* What the exercise asks *
The records that follow must be repeated verbatim, every one of them.

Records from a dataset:
═══

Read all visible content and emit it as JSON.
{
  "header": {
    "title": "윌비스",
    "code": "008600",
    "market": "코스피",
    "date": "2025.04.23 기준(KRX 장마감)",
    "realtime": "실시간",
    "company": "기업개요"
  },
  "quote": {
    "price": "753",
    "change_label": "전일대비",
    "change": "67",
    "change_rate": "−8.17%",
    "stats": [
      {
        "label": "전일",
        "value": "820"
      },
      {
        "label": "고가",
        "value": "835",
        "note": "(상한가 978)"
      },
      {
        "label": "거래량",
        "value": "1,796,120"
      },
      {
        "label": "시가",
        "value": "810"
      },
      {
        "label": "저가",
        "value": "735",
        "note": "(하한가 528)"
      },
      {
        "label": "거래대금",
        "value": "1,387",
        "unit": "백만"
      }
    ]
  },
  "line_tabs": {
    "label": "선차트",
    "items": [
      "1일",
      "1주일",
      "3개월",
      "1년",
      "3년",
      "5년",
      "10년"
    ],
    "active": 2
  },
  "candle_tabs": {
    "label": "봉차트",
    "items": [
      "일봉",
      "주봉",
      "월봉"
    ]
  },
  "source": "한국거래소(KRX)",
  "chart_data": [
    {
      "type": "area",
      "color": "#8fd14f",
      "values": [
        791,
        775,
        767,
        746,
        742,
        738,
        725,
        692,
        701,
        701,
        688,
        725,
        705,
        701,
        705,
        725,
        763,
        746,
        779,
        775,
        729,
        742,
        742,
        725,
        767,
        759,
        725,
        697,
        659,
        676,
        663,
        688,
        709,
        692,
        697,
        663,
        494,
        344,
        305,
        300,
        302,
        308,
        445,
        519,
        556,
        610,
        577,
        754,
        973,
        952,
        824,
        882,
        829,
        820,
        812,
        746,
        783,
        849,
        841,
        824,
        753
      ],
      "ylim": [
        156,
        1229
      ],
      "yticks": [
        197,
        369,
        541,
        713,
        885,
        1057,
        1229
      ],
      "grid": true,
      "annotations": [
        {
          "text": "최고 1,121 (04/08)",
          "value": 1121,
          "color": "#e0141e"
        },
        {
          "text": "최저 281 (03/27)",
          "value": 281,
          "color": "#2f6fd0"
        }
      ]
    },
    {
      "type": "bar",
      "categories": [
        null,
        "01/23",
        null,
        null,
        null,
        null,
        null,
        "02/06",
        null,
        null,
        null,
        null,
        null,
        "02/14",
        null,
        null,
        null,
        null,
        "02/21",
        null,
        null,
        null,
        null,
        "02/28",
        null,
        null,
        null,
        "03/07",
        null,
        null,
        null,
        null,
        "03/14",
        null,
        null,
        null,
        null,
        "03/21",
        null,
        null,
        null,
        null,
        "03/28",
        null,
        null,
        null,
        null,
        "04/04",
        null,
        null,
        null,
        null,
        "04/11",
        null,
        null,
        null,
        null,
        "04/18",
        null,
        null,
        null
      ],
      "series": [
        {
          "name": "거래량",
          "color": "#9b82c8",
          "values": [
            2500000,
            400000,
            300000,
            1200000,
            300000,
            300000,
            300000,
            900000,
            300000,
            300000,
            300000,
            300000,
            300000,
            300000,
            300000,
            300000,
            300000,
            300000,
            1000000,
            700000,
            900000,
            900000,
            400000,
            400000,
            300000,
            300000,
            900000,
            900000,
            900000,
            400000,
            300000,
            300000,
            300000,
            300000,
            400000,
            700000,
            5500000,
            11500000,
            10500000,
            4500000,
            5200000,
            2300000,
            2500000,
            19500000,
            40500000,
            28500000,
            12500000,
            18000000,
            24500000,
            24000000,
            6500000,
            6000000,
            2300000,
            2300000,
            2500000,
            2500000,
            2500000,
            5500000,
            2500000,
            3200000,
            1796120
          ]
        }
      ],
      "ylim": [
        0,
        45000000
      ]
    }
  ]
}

═══

* Reply to the task *
Read all visible content and emit it as JSON.
{
  "header": {
    "title": "윌비스",
    "code": "008600",
    "market": "코스피",
    "date": "2025.04.23 기준(KRX 장마감)",
    "realtime": "실시간",
    "company": "기업개요"
  },
  "quote": {
    "price": "753",
    "change_label": "전일대비",
    "change": "67",
    "change_rate": "−8.17%",
    "stats": [
      {
        "label": "전일",
        "value": "820"
      },
      {
        "label": "고가",
        "value": "835",
        "note": "(상한가 978)"
      },
      {
        "label": "거래량",
        "value": "1,796,120"
      },
      {
        "label": "시가",
        "value": "810"
      },
      {
        "label": "저가",
        "value": "735",
        "note": "(하한가 528)"
      },
      {
        "label": "거래대금",
        "value": "1,387",
        "unit": "백만"
      }
    ]
  },
  "line_tabs": {
    "label": "선차트",
    "items": [
      "1일",
      "1주일",
      "3개월",
      "1년",
      "3년",
      "5년",
      "10년"
    ],
    "active": 2
  },
  "candle_tabs": {
    "label": "봉차트",
    "items": [
      "일봉",
      "주봉",
      "월봉"
    ]
  },
  "source": "한국거래소(KRX)",
  "chart_data": [
    {
      "type": "area",
      "color": "#8fd14f",
      "values": [
        791,
        775,
        767,
        746,
        742,
        738,
        725,
        692,
        701,
        701,
        688,
        725,
        705,
        701,
        705,
        725,
        763,
        746,
        779,
        775,
        729,
        742,
        742,
        725,
        767,
        759,
        725,
        697,
        659,
        676,
        663,
        688,
        709,
        692,
        697,
        663,
        494,
        344,
        305,
        300,
        302,
        308,
        445,
        519,
        556,
        610,
        577,
        754,
        973,
        952,
        824,
        882,
        829,
        820,
        812,
        746,
        783,
        849,
        841,
        824,
        753
      ],
      "ylim": [
        156,
        1229
      ],
      "yticks": [
        197,
        369,
        541,
        713,
        885,
        1057,
        1229
      ],
      "grid": true,
      "annotations": [
        {
          "text": "최고 1,121 (04/08)",
          "value": 1121,
          "color": "#e0141e"
        },
        {
          "text": "최저 281 (03/27)",
          "value": 281,
          "color": "#2f6fd0"
        }
      ]
    },
    {
      "type": "bar",
      "categories": [
        null,
        "01/23",
        null,
        null,
        null,
        null,
        null,
        "02/06",
        null,
        null,
        null,
        null,
        null,
        "02/14",
        null,
        null,
        null,
        null,
        "02/21",
        null,
        null,
        null,
        null,
        "02/28",
        null,
        null,
        null,
        "03/07",
        null,
        null,
        null,
        null,
        "03/14",
        null,
        null,
        null,
        null,
        "03/21",
        null,
        null,
        null,
        null,
        "03/28",
        null,
        null,
        null,
        null,
        "04/04",
        null,
        null,
        null,
        null,
        "04/11",
        null,
        null,
        null,
        null,
        "04/18",
        null,
        null,
        null
      ],
      "series": [
        {
          "name": "거래량",
          "color": "#9b82c8",
          "values": [
            2500000,
            400000,
            300000,
            1200000,
            300000,
            300000,
            300000,
            900000,
            300000,
            300000,
            300000,
            300000,
            300000,
            300000,
            300000,
            300000,
            300000,
            300000,
            1000000,
            700000,
            900000,
            900000,
            400000,
            400000,
            300000,
            300000,
            900000,
            900000,
            900000,
            400000,
            300000,
            300000,
            300000,
            300000,
            400000,
            700000,
            5500000,
            11500000,
            10500000,
            4500000,
            5200000,
            2300000,
            2500000,
            19500000,
            40500000,
            28500000,
            12500000,
            18000000,
            24500000,
            24000000,
            6500000,
            6000000,
            2300000,
            2300000,
            2500000,
            2500000,
            2500000,
            5500000,
            2500000,
            3200000,
            1796120
          ]
        }
      ],
      "ylim": [
        0,
        45000000
      ]
    }
  ]
}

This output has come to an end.